Take the line that contains "What's the underlying" as the first line and the final line of the records as the last; return exactly those lines and the lines between.

════════════════════

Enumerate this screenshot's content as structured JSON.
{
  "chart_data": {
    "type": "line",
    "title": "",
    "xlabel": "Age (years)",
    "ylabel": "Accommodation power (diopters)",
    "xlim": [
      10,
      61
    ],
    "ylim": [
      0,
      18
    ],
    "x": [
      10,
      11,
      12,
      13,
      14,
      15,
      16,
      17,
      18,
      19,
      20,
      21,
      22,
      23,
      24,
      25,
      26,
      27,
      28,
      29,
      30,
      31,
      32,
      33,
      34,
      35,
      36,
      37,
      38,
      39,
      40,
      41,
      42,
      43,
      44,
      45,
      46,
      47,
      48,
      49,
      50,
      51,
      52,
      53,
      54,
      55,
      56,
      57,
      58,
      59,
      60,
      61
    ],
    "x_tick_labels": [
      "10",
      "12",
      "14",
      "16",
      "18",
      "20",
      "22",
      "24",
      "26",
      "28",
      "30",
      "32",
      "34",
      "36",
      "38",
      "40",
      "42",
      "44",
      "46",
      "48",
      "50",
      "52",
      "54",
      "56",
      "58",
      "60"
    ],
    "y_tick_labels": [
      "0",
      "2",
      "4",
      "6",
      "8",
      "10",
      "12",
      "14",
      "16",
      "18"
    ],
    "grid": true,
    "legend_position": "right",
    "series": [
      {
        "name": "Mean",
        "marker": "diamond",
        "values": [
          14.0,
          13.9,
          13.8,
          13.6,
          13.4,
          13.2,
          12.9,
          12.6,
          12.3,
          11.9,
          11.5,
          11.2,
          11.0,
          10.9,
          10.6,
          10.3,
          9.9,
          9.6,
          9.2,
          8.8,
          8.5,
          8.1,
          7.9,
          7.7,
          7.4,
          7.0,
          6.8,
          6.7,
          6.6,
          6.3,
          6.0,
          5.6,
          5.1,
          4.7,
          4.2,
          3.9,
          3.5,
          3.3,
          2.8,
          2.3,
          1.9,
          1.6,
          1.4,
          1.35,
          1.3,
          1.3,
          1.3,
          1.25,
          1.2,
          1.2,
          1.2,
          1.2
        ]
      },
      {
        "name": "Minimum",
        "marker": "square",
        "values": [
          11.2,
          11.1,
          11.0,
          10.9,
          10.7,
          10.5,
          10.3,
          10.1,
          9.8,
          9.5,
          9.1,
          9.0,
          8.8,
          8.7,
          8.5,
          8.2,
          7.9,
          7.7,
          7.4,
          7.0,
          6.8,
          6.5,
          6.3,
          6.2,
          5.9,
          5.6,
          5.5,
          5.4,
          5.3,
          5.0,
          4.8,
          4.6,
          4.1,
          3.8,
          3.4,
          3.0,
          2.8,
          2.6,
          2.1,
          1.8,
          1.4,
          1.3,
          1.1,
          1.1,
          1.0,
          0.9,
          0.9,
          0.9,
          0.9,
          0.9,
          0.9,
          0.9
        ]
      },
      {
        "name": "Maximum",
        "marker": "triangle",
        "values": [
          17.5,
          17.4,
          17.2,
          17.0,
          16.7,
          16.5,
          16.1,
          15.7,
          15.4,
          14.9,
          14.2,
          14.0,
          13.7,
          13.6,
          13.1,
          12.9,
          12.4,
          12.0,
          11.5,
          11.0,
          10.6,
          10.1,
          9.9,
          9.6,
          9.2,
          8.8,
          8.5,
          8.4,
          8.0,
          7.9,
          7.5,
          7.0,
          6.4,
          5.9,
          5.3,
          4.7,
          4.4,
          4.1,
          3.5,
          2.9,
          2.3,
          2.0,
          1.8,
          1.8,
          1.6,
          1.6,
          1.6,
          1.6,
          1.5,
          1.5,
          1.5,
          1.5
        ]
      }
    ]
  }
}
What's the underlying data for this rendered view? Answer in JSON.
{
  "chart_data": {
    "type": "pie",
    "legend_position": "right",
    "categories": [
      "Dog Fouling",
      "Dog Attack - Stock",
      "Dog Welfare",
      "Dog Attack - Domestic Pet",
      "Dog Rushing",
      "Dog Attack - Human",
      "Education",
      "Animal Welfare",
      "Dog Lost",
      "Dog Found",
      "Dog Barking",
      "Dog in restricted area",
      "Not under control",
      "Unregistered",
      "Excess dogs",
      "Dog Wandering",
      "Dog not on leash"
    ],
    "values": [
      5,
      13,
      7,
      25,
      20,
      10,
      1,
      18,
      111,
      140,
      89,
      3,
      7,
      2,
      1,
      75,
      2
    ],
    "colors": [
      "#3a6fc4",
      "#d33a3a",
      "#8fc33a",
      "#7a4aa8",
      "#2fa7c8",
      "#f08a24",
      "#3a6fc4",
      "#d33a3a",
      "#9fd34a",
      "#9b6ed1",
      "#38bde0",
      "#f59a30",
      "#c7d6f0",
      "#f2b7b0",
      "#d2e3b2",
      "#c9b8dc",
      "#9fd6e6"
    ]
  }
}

════════════════════

SOLUTION BELOW:
What's the underlying data for this rendered view? Answer in JSON.
{
  "chart_data": {
    "type": "pie",
    "legend_position": "right",
    "categories": [
      "Dog Fouling",
      "Dog Attack - Stock",
      "Dog Welfare",
      "Dog Attack - Domestic Pet",
      "Dog Rushing",
      "Dog Attack - Human",
      "Education",
      "Animal Welfare",
      "Dog Lost",
      "Dog Found",
      "Dog Barking",
      "Dog in restricted area",
      "Not under control",
      "Unregistered",
      "Excess dogs",
      "Dog Wandering",
      "Dog not on leash"
    ],
    "values": [
      5,
      13,
      7,
      25,
      20,
      10,
      1,
      18,
      111,
      140,
      89,
      3,
      7,
      2,
      1,
      75,
      2
    ],
    "colors": [
      "#3a6fc4",
      "#d33a3a",
      "#8fc33a",
      "#7a4aa8",
      "#2fa7c8",
      "#f08a24",
      "#3a6fc4",
      "#d33a3a",
      "#9fd34a",
      "#9b6ed1",
      "#38bde0",
      "#f59a30",
      "#c7d6f0",
      "#f2b7b0",
      "#d2e3b2",
      "#c9b8dc",
      "#9fd6e6"
    ]
  }
}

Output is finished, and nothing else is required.